● **Written problem**: Repeat the material below exactly, line for line.

● **Entries shown**:
- - - - -
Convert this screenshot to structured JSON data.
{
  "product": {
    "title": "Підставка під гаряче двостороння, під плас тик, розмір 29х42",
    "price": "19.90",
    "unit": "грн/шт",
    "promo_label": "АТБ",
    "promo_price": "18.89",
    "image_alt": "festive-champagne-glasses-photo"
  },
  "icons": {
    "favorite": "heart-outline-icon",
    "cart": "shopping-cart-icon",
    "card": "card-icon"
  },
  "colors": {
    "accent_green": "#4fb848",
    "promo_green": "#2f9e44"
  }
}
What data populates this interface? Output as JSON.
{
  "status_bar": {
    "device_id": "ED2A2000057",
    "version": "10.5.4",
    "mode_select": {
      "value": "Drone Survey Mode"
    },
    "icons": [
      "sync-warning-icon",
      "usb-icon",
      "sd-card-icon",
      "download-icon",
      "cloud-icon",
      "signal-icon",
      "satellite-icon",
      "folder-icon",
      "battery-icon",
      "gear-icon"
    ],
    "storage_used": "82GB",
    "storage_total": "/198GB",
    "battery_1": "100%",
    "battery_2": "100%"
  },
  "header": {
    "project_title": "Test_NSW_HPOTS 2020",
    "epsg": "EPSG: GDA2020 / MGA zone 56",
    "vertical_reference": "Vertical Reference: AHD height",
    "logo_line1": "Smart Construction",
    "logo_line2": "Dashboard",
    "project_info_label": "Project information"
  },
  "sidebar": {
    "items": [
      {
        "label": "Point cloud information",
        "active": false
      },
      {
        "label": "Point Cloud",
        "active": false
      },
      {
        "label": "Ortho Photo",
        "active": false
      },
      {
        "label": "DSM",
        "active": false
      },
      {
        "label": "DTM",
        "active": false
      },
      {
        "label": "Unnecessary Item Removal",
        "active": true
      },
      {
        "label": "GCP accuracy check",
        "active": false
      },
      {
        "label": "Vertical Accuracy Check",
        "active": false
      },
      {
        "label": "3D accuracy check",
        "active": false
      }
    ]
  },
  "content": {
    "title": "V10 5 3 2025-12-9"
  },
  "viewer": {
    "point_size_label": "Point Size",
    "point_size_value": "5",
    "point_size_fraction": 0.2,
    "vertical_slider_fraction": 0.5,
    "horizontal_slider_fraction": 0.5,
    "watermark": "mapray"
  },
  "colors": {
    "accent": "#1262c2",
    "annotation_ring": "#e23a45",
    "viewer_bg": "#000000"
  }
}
- - - - -
● **Result of this task**:
Convert this screenshot to structured JSON data.
{
  "product": {
    "title": "Підставка під гаряче двостороння, під плас тик, розмір 29х42",
    "price": "19.90",
    "unit": "грн/шт",
    "promo_label": "АТБ",
    "promo_price": "18.89",
    "image_alt": "festive-champagne-glasses-photo"
  },
  "icons": {
    "favorite": "heart-outline-icon",
    "cart": "shopping-cart-icon",
    "card": "card-icon"
  },
  "colors": {
    "accent_green": "#4fb848",
    "promo_green": "#2f9e44"
  }
}
What data populates this interface? Output as JSON.
{
  "status_bar": {
    "device_id": "ED2A2000057",
    "version": "10.5.4",
    "mode_select": {
      "value": "Drone Survey Mode"
    },
    "icons": [
      "sync-warning-icon",
      "usb-icon",
      "sd-card-icon",
      "download-icon",
      "cloud-icon",
      "signal-icon",
      "satellite-icon",
      "folder-icon",
      "battery-icon",
      "gear-icon"
    ],
    "storage_used": "82GB",
    "storage_total": "/198GB",
    "battery_1": "100%",
    "battery_2": "100%"
  },
  "header": {
    "project_title": "Test_NSW_HPOTS 2020",
    "epsg": "EPSG: GDA2020 / MGA zone 56",
    "vertical_reference": "Vertical Reference: AHD height",
    "logo_line1": "Smart Construction",
    "logo_line2": "Dashboard",
    "project_info_label": "Project information"
  },
  "sidebar": {
    "items": [
      {
        "label": "Point cloud information",
        "active": false
      },
      {
        "label": "Point Cloud",
        "active": false
      },
      {
        "label": "Ortho Photo",
        "active": false
      },
      {
        "label": "DSM",
        "active": false
      },
      {
        "label": "DTM",
        "active": false
      },
      {
        "label": "Unnecessary Item Removal",
        "active": true
      },
      {
        "label": "GCP accuracy check",
        "active": false
      },
      {
        "label": "Vertical Accuracy Check",
        "active": false
      },
      {
        "label": "3D accuracy check",
        "active": false
      }
    ]
  },
  "content": {
    "title": "V10 5 3 2025-12-9"
  },
  "viewer": {
    "point_size_label": "Point Size",
    "point_size_value": "5",
    "point_size_fraction": 0.2,
    "vertical_slider_fraction": 0.5,
    "horizontal_slider_fraction": 0.5,
    "watermark": "mapray"
  },
  "colors": {
    "accent": "#1262c2",
    "annotation_ring": "#e23a45",
    "viewer_bg": "#000000"
  }
}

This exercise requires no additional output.